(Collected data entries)
━━━━━━━━━━

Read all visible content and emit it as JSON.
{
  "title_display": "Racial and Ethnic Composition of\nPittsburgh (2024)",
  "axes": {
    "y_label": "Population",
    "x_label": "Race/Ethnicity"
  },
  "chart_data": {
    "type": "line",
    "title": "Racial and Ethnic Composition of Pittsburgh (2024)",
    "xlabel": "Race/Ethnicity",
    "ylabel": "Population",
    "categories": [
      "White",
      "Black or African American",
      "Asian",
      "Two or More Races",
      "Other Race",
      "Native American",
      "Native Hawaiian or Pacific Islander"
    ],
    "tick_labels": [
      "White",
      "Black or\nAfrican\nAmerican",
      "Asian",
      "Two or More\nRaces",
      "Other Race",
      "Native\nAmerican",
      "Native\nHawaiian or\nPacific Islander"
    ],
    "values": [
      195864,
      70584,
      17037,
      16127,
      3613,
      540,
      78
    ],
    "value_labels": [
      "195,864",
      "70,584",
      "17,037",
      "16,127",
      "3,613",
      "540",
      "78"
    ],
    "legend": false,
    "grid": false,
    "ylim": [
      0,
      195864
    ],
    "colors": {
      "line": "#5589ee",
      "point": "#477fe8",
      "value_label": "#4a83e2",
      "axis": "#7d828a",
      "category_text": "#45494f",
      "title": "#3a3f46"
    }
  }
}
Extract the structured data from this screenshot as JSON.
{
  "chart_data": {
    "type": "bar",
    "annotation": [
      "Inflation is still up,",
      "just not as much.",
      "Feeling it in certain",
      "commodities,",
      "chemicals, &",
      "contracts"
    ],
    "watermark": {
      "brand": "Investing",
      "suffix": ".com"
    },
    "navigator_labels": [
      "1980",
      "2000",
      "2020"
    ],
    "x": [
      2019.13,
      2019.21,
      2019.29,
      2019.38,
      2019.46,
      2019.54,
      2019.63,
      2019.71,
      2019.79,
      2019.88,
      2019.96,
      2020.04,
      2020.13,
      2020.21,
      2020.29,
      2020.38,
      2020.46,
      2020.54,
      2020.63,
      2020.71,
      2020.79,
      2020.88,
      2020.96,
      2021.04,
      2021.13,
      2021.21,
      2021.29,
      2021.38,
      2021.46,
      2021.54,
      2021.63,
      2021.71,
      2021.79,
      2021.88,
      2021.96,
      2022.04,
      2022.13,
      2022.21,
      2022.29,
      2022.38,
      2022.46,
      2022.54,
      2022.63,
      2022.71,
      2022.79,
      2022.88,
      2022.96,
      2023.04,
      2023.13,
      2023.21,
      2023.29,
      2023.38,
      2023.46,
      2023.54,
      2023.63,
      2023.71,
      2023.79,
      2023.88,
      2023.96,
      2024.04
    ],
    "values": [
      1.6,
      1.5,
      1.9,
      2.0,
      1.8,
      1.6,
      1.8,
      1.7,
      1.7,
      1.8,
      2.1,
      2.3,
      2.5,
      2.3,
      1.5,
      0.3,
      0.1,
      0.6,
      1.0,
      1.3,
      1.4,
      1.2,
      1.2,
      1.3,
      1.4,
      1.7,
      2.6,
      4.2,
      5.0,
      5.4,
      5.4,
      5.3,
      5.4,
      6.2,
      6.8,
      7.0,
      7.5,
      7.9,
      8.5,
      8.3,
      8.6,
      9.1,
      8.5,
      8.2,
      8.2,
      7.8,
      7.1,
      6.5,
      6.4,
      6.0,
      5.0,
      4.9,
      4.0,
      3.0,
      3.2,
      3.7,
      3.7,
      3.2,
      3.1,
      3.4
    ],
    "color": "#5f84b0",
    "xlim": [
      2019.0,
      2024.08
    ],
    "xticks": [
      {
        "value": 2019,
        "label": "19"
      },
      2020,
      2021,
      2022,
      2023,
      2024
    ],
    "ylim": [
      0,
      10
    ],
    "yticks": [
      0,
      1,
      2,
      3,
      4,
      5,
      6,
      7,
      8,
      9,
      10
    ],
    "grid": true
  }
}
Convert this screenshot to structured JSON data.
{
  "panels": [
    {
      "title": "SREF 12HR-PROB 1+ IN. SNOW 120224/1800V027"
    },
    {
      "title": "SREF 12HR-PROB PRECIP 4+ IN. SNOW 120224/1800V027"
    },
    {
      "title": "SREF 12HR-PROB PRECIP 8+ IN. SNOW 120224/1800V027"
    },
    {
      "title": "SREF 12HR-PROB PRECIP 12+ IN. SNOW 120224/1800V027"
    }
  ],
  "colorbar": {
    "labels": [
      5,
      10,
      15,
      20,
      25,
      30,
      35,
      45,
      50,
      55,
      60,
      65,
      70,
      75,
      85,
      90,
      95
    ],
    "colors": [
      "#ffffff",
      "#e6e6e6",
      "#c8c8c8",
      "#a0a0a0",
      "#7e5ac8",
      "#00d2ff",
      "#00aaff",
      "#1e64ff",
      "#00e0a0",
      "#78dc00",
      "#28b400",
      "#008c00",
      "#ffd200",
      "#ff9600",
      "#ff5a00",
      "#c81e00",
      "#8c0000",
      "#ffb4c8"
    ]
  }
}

━━━━━━━━━━

_Exercise goal_
From the line holding "Convert this screenshot" to the last line of the records, quote each line exactly and add nothing.

_Completed exercise_
Convert this screenshot to structured JSON data.
{
  "panels": [
    {
      "title": "SREF 12HR-PROB 1+ IN. SNOW 120224/1800V027"
    },
    {
      "title": "SREF 12HR-PROB PRECIP 4+ IN. SNOW 120224/1800V027"
    },
    {
      "title": "SREF 12HR-PROB PRECIP 8+ IN. SNOW 120224/1800V027"
    },
    {
      "title": "SREF 12HR-PROB PRECIP 12+ IN. SNOW 120224/1800V027"
    }
  ],
  "colorbar": {
    "labels": [
      5,
      10,
      15,
      20,
      25,
      30,
      35,
      45,
      50,
      55,
      60,
      65,
      70,
      75,
      85,
      90,
      95
    ],
    "colors": [
      "#ffffff",
      "#e6e6e6",
      "#c8c8c8",
      "#a0a0a0",
      "#7e5ac8",
      "#00d2ff",
      "#00aaff",
      "#1e64ff",
      "#00e0a0",
      "#78dc00",
      "#28b400",
      "#008c00",
      "#ffd200",
      "#ff9600",
      "#ff5a00",
      "#c81e00",
      "#8c0000",
      "#ffb4c8"
    ]
  }
}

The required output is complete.